• [AIM 1]:
Rewrite the entries starting with the first line and going on through the line with "diameter-value: 20 [412,576,432,595]", replacing "bend-label" with "bend-caption" and keeping everything else unchanged.

• [READING TEXT]:
In my
previous blog, we have seen how the Object Detection with tensorflow and yolo is applied in Enterprise context in conjunction with SAP Leonardo Machine Learning Foundation. Now we will have a close look at how to implement custom object detection with yolo for creating intelligent solutions, especially how to train a custom object detector with custom dataset, and provision it as RESTful API running on SAP Cloud Platform, Cloud Foundry, being consumed by your intelligent solution through loosely-coupled HTTP(s).
My blog series of Object Detection for Intelligent Enterprise:
Overview of YOLO Object Detection
You Only Look Once (YOLO) is a state-of-the-art, real-time object detection system. Have a look at
this inspiring video about How computers learn to recognize objects instantly by Joseph Redmon on TED talk. As well as
this introductory video about YOLO Algorithm by Adrew Ng.
For more detail about YOLO, you may refer to
its official website.
Train custom object detector with YOLO
1.Prepare Dataset
In order to train your own object detector, you need to prepare the dataset for training, including the images with the target objects, and labelling the object in the images. Here you also have my read-to-use
shoe dataset(including images and yolo label files) for a quick start, which you can skip step 1 and step 2.
Step 1: Download Images with Target Objects
In my case, we need to be able to detect shoe in the SMB Market Place Solution for an intelligent online shopping experience on finding matched shoe with a photo through Facebook Messenger. So I need a dataset of shoe images, which I can easily to find from google by searching "shoe" images.
To download the images in bulk, I used a google chrome extension named
Fatkun Batch Download Image.

• [AIM 2]:
In the blog post on custom YOLO object detection, why is a dataset of shoe images needed?

• [GIVEN DATA]:

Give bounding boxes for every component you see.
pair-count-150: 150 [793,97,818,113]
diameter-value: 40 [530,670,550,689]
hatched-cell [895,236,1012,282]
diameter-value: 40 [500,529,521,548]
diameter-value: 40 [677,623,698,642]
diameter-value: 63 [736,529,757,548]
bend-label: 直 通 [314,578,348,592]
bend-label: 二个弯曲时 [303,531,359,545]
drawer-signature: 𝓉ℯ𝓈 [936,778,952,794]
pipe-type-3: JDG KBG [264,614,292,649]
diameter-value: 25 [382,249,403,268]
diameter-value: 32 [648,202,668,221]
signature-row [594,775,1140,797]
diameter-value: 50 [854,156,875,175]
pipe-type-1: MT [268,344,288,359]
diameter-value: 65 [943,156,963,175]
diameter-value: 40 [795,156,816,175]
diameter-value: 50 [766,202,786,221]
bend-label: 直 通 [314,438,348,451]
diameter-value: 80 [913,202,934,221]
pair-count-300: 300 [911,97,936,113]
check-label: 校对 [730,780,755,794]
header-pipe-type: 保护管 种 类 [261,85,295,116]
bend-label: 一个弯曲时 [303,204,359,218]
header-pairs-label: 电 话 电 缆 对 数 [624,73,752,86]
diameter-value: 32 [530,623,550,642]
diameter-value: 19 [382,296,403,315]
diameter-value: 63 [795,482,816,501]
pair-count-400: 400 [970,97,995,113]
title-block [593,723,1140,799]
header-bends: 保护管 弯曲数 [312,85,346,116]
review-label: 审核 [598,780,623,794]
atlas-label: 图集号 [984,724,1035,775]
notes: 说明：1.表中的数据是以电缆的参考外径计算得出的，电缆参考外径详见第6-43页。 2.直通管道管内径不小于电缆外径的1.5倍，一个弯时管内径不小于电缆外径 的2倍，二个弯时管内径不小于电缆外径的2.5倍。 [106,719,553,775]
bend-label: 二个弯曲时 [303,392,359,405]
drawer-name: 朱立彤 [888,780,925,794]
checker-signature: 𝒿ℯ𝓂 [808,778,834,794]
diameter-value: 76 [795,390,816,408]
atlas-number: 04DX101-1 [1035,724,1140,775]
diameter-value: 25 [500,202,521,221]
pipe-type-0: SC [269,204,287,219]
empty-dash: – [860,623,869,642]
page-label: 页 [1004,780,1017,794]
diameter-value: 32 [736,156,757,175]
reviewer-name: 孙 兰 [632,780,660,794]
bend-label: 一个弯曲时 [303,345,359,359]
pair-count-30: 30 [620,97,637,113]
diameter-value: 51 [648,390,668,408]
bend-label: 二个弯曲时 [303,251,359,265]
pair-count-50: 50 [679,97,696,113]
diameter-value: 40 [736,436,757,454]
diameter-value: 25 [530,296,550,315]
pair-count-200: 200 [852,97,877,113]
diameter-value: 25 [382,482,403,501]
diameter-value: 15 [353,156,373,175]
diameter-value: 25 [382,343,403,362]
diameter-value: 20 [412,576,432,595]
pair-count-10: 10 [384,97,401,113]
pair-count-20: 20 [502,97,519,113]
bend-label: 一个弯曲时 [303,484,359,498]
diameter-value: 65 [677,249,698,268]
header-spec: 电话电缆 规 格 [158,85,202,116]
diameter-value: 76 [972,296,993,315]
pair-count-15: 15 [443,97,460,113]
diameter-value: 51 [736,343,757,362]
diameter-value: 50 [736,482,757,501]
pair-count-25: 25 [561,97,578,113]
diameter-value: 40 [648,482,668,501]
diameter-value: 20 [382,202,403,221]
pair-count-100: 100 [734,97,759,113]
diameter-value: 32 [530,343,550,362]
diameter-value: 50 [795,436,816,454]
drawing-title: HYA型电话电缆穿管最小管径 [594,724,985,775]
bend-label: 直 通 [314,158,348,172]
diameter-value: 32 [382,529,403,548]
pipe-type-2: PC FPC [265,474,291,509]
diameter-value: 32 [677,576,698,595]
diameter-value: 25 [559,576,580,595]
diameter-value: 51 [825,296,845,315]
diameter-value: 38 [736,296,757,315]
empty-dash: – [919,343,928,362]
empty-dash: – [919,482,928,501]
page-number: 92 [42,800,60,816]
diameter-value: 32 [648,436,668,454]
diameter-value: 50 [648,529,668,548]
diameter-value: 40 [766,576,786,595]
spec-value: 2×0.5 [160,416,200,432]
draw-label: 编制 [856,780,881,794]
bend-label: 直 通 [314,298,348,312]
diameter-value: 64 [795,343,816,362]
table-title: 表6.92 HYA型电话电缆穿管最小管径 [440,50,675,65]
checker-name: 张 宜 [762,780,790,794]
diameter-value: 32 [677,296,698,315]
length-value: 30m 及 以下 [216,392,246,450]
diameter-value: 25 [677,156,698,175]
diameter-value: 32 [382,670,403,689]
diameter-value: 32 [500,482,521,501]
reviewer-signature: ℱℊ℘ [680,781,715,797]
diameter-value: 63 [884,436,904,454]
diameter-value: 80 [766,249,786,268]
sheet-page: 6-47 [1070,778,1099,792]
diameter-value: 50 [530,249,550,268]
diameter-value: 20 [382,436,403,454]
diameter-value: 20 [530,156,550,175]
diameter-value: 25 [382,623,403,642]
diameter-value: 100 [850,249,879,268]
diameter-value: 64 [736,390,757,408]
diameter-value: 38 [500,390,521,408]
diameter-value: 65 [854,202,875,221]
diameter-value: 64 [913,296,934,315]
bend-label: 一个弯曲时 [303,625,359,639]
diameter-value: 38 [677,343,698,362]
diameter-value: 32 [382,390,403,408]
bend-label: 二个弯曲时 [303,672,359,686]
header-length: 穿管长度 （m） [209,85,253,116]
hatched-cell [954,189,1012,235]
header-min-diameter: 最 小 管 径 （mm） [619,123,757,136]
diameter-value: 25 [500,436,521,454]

• [WRITTEN RESPONSE 1]:
Give bounding boxes for every component you see.
pair-count-150: 150 [793,97,818,113]
diameter-value: 40 [530,670,550,689]
hatched-cell [895,236,1012,282]
diameter-value: 40 [500,529,521,548]
diameter-value: 40 [677,623,698,642]
diameter-value: 63 [736,529,757,548]
bend-caption: 直 通 [314,578,348,592]
bend-caption: 二个弯曲时 [303,531,359,545]
drawer-signature: 𝓉ℯ𝓈 [936,778,952,794]
pipe-type-3: JDG KBG [264,614,292,649]
diameter-value: 25 [382,249,403,268]
diameter-value: 32 [648,202,668,221]
signature-row [594,775,1140,797]
diameter-value: 50 [854,156,875,175]
pipe-type-1: MT [268,344,288,359]
diameter-value: 65 [943,156,963,175]
diameter-value: 40 [795,156,816,175]
diameter-value: 50 [766,202,786,221]
bend-caption: 直 通 [314,438,348,451]
diameter-value: 80 [913,202,934,221]
pair-count-300: 300 [911,97,936,113]
check-label: 校对 [730,780,755,794]
header-pipe-type: 保护管 种 类 [261,85,295,116]
bend-caption: 一个弯曲时 [303,204,359,218]
header-pairs-label: 电 话 电 缆 对 数 [624,73,752,86]
diameter-value: 32 [530,623,550,642]
diameter-value: 19 [382,296,403,315]
diameter-value: 63 [795,482,816,501]
pair-count-400: 400 [970,97,995,113]
title-block [593,723,1140,799]
header-bends: 保护管 弯曲数 [312,85,346,116]
review-label: 审核 [598,780,623,794]
atlas-label: 图集号 [984,724,1035,775]
notes: 说明：1.表中的数据是以电缆的参考外径计算得出的，电缆参考外径详见第6-43页。 2.直通管道管内径不小于电缆外径的1.5倍，一个弯时管内径不小于电缆外径 的2倍，二个弯时管内径不小于电缆外径的2.5倍。 [106,719,553,775]
bend-caption: 二个弯曲时 [303,392,359,405]
drawer-name: 朱立彤 [888,780,925,794]
checker-signature: 𝒿ℯ𝓂 [808,778,834,794]
diameter-value: 76 [795,390,816,408]
atlas-number: 04DX101-1 [1035,724,1140,775]
diameter-value: 25 [500,202,521,221]
pipe-type-0: SC [269,204,287,219]
empty-dash: – [860,623,869,642]
page-label: 页 [1004,780,1017,794]
diameter-value: 32 [736,156,757,175]
reviewer-name: 孙 兰 [632,780,660,794]
bend-caption: 一个弯曲时 [303,345,359,359]
pair-count-30: 30 [620,97,637,113]
diameter-value: 51 [648,390,668,408]
bend-caption: 二个弯曲时 [303,251,359,265]
pair-count-50: 50 [679,97,696,113]
diameter-value: 40 [736,436,757,454]
diameter-value: 25 [530,296,550,315]
pair-count-200: 200 [852,97,877,113]
diameter-value: 25 [382,482,403,501]
diameter-value: 15 [353,156,373,175]
diameter-value: 25 [382,343,403,362]
diameter-value: 20 [412,576,432,595]

• [WRITTEN RESPONSE 2]:
Shoes must be detected in the SMB Market Place Solution. That solution provides an intelligent online shopping experience in which a matching shoe is found from a photo sent through Facebook Messenger.